▸ **REQUEST**: Could you transcribe the plan administration text word for word, from "(b) Once appointed, the" up to and including "of Rule 16b-3."?

▸ **READING TEXT**:

5. ADMINISTRATION OF THE PLAN
5.1 PROCEDURE
(a) The Board shall administer the Plan; provided, however, that the Board
may appoint a Committee consisting solely of two or more "Non-Employee
Directors" to administer the Plan on behalf of the Board, in
accordance with Rule 16b-3.
(b) Once appointed, the Committee shall continue to serve until otherwise
directed by the Board. From time to time the Board may increase the
size of the Committee and appoint additional members thereof, remove
members (with or without cause), appoint new members in substitution
therefor, and fill vacancies however caused; provided, however, that
at no time may any person serve on the Committee if that person's
membership would cause the committee not to satisfy the requirements
of Rule 16b-3.

▸ **DATASET CONTENT**:
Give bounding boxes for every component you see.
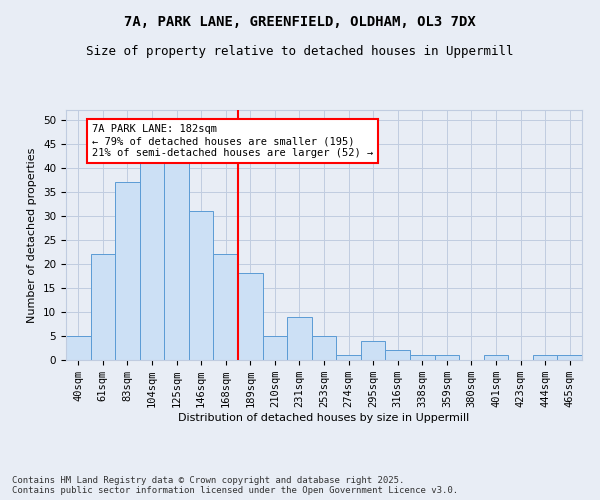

▸ **COMPLETE ANSWER**:
(b) Once appointed, the Committee shall continue to serve until otherwise
directed by the Board. From time to time the Board may increase the
size of the Committee and appoint additional members thereof, remove
members (with or without cause), appoint new members in substitution
therefor, and fill vacancies however caused; provided, however, that
at no time may any person serve on the Committee if that person's
membership would cause the committee not to satisfy the requirements
of Rule 16b-3.